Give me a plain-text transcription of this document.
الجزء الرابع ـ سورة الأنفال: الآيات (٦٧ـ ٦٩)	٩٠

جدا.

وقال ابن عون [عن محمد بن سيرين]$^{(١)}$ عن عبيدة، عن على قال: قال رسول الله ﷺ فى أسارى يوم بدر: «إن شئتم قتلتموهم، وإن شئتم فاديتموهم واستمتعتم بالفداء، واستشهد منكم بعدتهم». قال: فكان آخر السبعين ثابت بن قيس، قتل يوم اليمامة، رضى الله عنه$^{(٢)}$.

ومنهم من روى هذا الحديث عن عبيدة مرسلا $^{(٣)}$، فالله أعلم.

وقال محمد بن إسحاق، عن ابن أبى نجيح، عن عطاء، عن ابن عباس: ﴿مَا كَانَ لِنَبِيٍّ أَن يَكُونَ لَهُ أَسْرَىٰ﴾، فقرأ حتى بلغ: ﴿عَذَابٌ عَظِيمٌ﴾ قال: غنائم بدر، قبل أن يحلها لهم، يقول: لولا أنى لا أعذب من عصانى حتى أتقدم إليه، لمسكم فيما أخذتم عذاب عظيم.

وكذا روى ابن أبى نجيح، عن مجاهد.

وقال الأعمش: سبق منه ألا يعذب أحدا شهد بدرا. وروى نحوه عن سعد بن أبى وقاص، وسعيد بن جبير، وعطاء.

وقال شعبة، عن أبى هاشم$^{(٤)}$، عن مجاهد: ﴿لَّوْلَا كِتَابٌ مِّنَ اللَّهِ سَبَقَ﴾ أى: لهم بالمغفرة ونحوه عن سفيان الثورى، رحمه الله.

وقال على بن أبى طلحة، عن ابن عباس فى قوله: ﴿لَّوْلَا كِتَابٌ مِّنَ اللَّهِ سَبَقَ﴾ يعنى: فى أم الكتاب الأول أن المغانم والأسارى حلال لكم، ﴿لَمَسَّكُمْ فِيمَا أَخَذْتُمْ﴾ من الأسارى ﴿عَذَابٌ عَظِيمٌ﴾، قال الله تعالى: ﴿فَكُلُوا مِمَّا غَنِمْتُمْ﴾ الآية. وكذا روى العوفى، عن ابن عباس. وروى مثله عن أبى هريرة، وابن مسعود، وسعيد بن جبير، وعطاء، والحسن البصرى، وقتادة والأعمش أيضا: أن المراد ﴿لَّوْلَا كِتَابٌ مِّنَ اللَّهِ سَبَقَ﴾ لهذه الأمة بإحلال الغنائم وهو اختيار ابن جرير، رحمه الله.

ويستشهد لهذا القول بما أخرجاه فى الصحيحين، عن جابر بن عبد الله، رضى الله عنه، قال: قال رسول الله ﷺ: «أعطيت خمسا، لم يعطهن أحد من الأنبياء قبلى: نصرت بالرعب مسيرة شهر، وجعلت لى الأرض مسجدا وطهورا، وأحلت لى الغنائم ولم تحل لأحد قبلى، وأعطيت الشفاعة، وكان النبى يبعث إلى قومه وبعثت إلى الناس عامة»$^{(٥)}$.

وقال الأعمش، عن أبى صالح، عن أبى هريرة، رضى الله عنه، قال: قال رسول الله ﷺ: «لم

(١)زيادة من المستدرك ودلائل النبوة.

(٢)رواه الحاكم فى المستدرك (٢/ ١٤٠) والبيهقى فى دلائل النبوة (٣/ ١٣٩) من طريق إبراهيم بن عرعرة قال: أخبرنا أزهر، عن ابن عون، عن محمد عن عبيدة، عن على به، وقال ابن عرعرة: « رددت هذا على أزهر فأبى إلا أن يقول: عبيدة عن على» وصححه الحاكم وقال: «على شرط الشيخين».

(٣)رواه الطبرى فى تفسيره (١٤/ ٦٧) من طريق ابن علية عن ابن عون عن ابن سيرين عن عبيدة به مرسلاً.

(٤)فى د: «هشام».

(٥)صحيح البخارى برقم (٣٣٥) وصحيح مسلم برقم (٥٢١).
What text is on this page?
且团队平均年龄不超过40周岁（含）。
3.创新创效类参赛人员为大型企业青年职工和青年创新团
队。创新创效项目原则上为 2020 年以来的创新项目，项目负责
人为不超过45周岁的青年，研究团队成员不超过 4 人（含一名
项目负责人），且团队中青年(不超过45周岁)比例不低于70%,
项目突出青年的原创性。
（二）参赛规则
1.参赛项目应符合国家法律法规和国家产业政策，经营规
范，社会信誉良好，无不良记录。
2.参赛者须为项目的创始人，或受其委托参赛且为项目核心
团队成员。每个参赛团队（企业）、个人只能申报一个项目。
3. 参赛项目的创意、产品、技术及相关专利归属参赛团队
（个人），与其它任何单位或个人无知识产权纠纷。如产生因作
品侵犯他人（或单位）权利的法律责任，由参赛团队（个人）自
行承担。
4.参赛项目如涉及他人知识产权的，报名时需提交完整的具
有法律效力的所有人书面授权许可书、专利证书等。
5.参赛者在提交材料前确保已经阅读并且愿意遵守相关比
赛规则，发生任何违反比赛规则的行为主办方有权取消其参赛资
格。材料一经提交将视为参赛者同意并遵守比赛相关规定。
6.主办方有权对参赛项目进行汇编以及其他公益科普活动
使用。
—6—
· · ·
Your goal
Please output every record, keeping each line exact.

Full output
Give me a plain-text transcription of this document.
الجزء الرابع ـ سورة الأنفال: الآيات (٦٧ـ ٦٩)	٩٠

جدا.

وقال ابن عون [عن محمد بن سيرين]$^{(١)}$ عن عبيدة، عن على قال: قال رسول الله ﷺ فى أسارى يوم بدر: «إن شئتم قتلتموهم، وإن شئتم فاديتموهم واستمتعتم بالفداء، واستشهد منكم بعدتهم». قال: فكان آخر السبعين ثابت بن قيس، قتل يوم اليمامة، رضى الله عنه$^{(٢)}$.

ومنهم من روى هذا الحديث عن عبيدة مرسلا $^{(٣)}$، فالله أعلم.

وقال محمد بن إسحاق، عن ابن أبى نجيح، عن عطاء، عن ابن عباس: ﴿مَا كَانَ لِنَبِيٍّ أَن يَكُونَ لَهُ أَسْرَىٰ﴾، فقرأ حتى بلغ: ﴿عَذَابٌ عَظِيمٌ﴾ قال: غنائم بدر، قبل أن يحلها لهم، يقول: لولا أنى لا أعذب من عصانى حتى أتقدم إليه، لمسكم فيما أخذتم عذاب عظيم.

وكذا روى ابن أبى نجيح، عن مجاهد.

وقال الأعمش: سبق منه ألا يعذب أحدا شهد بدرا. وروى نحوه عن سعد بن أبى وقاص، وسعيد بن جبير، وعطاء.

وقال شعبة، عن أبى هاشم$^{(٤)}$، عن مجاهد: ﴿لَّوْلَا كِتَابٌ مِّنَ اللَّهِ سَبَقَ﴾ أى: لهم بالمغفرة ونحوه عن سفيان الثورى، رحمه الله.

وقال على بن أبى طلحة، عن ابن عباس فى قوله: ﴿لَّوْلَا كِتَابٌ مِّنَ اللَّهِ سَبَقَ﴾ يعنى: فى أم الكتاب الأول أن المغانم والأسارى حلال لكم، ﴿لَمَسَّكُمْ فِيمَا أَخَذْتُمْ﴾ من الأسارى ﴿عَذَابٌ عَظِيمٌ﴾، قال الله تعالى: ﴿فَكُلُوا مِمَّا غَنِمْتُمْ﴾ الآية. وكذا روى العوفى، عن ابن عباس. وروى مثله عن أبى هريرة، وابن مسعود، وسعيد بن جبير، وعطاء، والحسن البصرى، وقتادة والأعمش أيضا: أن المراد ﴿لَّوْلَا كِتَابٌ مِّنَ اللَّهِ سَبَقَ﴾ لهذه الأمة بإحلال الغنائم وهو اختيار ابن جرير، رحمه الله.

ويستشهد لهذا القول بما أخرجاه فى الصحيحين، عن جابر بن عبد الله، رضى الله عنه، قال: قال رسول الله ﷺ: «أعطيت خمسا، لم يعطهن أحد من الأنبياء قبلى: نصرت بالرعب مسيرة شهر، وجعلت لى الأرض مسجدا وطهورا، وأحلت لى الغنائم ولم تحل لأحد قبلى، وأعطيت الشفاعة، وكان النبى يبعث إلى قومه وبعثت إلى الناس عامة»$^{(٥)}$.

وقال الأعمش، عن أبى صالح، عن أبى هريرة، رضى الله عنه، قال: قال رسول الله ﷺ: «لم

(١)زيادة من المستدرك ودلائل النبوة.

(٢)رواه الحاكم فى المستدرك (٢/ ١٤٠) والبيهقى فى دلائل النبوة (٣/ ١٣٩) من طريق إبراهيم بن عرعرة قال: أخبرنا أزهر، عن ابن عون، عن محمد عن عبيدة، عن على به، وقال ابن عرعرة: « رددت هذا على أزهر فأبى إلا أن يقول: عبيدة عن على» وصححه الحاكم وقال: «على شرط الشيخين».

(٣)رواه الطبرى فى تفسيره (١٤/ ٦٧) من طريق ابن علية عن ابن عون عن ابن سيرين عن عبيدة به مرسلاً.

(٤)فى د: «هشام».

(٥)صحيح البخارى برقم (٣٣٥) وصحيح مسلم برقم (٥٢١).
What text is on this page?
且团队平均年龄不超过40周岁（含）。
3.创新创效类参赛人员为大型企业青年职工和青年创新团
队。创新创效项目原则上为 2020 年以来的创新项目，项目负责
人为不超过45周岁的青年，研究团队成员不超过 4 人（含一名
项目负责人），且团队中青年(不超过45周岁)比例不低于70%,
项目突出青年的原创性。
（二）参赛规则
1.参赛项目应符合国家法律法规和国家产业政策，经营规
范，社会信誉良好，无不良记录。
2.参赛者须为项目的创始人，或受其委托参赛且为项目核心
团队成员。每个参赛团队（企业）、个人只能申报一个项目。
3. 参赛项目的创意、产品、技术及相关专利归属参赛团队
（个人），与其它任何单位或个人无知识产权纠纷。如产生因作
品侵犯他人（或单位）权利的法律责任，由参赛团队（个人）自
行承担。
4.参赛项目如涉及他人知识产权的，报名时需提交完整的具
有法律效力的所有人书面授权许可书、专利证书等。
5.参赛者在提交材料前确保已经阅读并且愿意遵守相关比
赛规则，发生任何违反比赛规则的行为主办方有权取消其参赛资
格。材料一经提交将视为参赛者同意并遵守比赛相关规定。
6.主办方有权对参赛项目进行汇编以及其他公益科普活动
使用。
—6—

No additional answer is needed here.